• [SUPPLIED RECORDS]:
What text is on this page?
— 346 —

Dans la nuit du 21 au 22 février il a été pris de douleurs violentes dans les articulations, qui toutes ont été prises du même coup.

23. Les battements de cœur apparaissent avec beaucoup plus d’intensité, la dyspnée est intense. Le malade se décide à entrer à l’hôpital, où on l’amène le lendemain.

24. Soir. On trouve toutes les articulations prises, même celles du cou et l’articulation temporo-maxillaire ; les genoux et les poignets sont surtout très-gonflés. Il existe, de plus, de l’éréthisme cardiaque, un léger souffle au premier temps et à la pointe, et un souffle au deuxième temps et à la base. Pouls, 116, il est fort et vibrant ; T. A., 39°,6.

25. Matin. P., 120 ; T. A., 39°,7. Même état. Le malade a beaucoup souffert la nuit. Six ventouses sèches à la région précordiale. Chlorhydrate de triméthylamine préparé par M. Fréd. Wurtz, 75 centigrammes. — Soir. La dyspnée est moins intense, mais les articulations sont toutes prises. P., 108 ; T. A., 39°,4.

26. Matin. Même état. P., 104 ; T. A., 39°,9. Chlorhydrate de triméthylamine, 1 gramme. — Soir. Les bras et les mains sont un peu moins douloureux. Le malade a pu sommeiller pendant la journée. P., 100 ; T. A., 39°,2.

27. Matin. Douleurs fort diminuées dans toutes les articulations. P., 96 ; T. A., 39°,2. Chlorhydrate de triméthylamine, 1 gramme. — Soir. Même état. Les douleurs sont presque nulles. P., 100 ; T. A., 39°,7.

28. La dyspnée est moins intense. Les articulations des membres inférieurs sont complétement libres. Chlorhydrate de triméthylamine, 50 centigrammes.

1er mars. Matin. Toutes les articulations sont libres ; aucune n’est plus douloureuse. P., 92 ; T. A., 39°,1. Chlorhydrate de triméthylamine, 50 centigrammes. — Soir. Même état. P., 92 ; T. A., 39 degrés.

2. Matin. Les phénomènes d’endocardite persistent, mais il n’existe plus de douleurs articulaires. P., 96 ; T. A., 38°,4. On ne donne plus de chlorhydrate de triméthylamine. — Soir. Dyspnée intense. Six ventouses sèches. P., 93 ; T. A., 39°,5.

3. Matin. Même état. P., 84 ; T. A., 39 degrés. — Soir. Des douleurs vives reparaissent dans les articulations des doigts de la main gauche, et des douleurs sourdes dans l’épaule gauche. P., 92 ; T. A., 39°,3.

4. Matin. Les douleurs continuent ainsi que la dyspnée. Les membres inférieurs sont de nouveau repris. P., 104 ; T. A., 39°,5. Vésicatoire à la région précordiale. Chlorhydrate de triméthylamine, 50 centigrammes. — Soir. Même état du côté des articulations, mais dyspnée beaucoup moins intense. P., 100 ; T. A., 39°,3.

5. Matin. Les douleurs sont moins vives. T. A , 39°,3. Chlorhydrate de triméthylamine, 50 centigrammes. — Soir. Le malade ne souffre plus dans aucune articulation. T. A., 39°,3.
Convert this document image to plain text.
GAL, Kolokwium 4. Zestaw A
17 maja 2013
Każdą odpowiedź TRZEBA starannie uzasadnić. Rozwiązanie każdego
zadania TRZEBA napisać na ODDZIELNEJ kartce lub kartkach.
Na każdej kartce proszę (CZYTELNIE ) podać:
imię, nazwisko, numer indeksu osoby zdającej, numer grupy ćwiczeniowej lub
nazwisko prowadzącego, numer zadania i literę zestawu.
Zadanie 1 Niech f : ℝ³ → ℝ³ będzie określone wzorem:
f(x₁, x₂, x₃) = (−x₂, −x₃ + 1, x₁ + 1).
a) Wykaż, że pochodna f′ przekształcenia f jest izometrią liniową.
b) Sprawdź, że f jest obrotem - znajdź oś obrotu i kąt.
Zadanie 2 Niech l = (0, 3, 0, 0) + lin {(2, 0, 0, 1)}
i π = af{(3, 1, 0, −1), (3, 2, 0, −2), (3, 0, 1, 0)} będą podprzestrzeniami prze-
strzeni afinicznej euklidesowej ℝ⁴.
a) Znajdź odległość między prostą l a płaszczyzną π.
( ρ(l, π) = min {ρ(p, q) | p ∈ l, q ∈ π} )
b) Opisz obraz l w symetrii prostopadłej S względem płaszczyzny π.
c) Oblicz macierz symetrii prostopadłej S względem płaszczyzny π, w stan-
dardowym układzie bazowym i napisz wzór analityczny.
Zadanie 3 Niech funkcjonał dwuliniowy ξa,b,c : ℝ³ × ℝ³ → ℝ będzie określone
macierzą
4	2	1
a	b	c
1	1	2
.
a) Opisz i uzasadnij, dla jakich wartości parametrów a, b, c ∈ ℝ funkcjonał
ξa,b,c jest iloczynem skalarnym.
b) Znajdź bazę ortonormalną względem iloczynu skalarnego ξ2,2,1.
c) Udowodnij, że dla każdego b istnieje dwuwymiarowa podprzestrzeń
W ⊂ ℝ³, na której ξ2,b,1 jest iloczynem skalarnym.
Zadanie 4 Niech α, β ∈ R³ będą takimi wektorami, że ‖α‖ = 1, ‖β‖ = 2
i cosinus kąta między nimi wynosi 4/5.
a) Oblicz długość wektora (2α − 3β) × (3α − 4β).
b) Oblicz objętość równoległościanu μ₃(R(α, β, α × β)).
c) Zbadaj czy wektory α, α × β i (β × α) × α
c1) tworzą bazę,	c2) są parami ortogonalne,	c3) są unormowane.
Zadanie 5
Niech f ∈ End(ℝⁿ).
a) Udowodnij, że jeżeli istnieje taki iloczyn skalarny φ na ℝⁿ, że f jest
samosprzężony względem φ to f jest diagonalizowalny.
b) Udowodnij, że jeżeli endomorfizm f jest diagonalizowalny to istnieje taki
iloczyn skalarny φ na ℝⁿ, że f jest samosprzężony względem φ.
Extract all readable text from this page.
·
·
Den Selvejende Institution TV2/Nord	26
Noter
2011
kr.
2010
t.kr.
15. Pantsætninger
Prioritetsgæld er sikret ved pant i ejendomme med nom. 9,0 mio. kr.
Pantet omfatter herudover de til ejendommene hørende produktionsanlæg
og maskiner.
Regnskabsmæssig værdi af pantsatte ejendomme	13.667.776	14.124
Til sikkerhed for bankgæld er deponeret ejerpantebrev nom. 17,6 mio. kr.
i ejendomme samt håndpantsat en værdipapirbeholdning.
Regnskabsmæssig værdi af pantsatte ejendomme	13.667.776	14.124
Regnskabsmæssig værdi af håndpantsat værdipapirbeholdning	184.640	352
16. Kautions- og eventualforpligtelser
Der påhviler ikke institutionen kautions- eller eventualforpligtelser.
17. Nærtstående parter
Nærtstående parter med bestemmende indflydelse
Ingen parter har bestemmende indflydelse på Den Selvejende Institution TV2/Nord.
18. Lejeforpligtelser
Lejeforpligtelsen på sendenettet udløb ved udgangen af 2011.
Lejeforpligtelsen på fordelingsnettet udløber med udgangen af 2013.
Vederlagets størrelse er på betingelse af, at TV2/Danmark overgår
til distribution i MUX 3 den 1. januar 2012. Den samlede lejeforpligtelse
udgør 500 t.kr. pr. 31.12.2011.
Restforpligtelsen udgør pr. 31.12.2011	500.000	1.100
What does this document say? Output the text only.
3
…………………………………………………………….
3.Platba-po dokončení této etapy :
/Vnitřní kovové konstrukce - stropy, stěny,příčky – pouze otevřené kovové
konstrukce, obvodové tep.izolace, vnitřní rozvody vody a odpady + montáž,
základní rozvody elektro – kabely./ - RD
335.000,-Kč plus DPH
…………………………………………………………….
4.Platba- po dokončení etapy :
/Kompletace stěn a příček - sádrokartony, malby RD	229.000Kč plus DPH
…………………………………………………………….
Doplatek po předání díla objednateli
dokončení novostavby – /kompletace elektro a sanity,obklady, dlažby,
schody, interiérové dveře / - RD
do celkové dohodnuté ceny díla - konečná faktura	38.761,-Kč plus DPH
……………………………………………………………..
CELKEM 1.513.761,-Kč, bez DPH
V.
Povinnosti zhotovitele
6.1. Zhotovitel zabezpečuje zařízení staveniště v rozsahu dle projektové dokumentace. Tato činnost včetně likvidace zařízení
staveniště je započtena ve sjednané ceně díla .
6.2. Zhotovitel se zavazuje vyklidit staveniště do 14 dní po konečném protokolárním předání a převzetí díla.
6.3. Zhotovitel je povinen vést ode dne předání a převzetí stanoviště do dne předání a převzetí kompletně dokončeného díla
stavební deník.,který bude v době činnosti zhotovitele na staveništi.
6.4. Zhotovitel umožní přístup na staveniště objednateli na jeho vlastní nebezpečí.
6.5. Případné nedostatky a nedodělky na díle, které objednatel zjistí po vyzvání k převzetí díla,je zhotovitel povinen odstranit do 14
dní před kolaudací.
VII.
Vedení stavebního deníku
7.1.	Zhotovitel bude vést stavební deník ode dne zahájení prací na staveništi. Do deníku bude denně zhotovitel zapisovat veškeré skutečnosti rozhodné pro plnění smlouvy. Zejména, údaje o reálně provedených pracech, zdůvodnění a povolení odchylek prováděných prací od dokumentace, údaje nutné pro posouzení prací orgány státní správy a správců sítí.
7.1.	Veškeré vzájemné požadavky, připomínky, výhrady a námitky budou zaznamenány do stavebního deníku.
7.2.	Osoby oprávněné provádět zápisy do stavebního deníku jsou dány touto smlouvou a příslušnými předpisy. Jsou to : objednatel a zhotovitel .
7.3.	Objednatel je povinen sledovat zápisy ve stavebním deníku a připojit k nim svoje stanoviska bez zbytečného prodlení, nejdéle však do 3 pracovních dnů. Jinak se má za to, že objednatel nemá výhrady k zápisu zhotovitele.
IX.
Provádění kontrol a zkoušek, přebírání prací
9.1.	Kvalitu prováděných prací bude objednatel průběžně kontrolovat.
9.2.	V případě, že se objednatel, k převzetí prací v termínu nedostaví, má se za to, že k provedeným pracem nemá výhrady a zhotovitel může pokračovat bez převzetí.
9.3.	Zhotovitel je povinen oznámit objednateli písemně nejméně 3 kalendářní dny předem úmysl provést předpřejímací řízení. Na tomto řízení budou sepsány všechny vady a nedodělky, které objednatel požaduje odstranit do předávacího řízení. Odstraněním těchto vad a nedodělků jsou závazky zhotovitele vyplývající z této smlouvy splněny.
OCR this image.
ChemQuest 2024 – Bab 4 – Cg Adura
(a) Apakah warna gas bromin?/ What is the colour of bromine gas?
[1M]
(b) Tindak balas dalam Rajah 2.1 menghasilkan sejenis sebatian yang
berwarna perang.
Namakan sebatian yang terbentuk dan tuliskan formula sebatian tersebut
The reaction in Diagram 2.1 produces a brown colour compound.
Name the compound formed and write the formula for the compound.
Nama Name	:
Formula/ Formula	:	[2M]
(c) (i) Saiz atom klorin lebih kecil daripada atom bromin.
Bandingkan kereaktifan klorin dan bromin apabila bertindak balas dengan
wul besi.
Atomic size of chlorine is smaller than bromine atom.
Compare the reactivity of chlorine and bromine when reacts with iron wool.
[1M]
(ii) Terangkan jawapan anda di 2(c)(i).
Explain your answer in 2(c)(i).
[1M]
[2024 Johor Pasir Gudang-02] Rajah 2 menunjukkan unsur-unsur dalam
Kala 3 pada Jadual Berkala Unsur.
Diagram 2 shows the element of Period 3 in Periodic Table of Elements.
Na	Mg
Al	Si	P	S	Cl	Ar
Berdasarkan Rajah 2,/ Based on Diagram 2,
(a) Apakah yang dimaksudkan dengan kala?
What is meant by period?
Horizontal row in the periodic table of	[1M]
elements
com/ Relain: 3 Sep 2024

• [YOUR TASK]: The lines to quote run from the one containing "OCR this image." through the final line of the material above; please give them exactly, both ends included, and nothing else.

• [RESULT]:
OCR this image.
ChemQuest 2024 – Bab 4 – Cg Adura
(a) Apakah warna gas bromin?/ What is the colour of bromine gas?
[1M]
(b) Tindak balas dalam Rajah 2.1 menghasilkan sejenis sebatian yang
berwarna perang.
Namakan sebatian yang terbentuk dan tuliskan formula sebatian tersebut
The reaction in Diagram 2.1 produces a brown colour compound.
Name the compound formed and write the formula for the compound.
Nama Name	:
Formula/ Formula	:	[2M]
(c) (i) Saiz atom klorin lebih kecil daripada atom bromin.
Bandingkan kereaktifan klorin dan bromin apabila bertindak balas dengan
wul besi.
Atomic size of chlorine is smaller than bromine atom.
Compare the reactivity of chlorine and bromine when reacts with iron wool.
[1M]
(ii) Terangkan jawapan anda di 2(c)(i).
Explain your answer in 2(c)(i).
[1M]
[2024 Johor Pasir Gudang-02] Rajah 2 menunjukkan unsur-unsur dalam
Kala 3 pada Jadual Berkala Unsur.
Diagram 2 shows the element of Period 3 in Periodic Table of Elements.
Na	Mg
Al	Si	P	S	Cl	Ar
Berdasarkan Rajah 2,/ Based on Diagram 2,
(a) Apakah yang dimaksudkan dengan kala?
What is meant by period?
Horizontal row in the periodic table of	[1M]
elements
com/ Relain: 3 Sep 2024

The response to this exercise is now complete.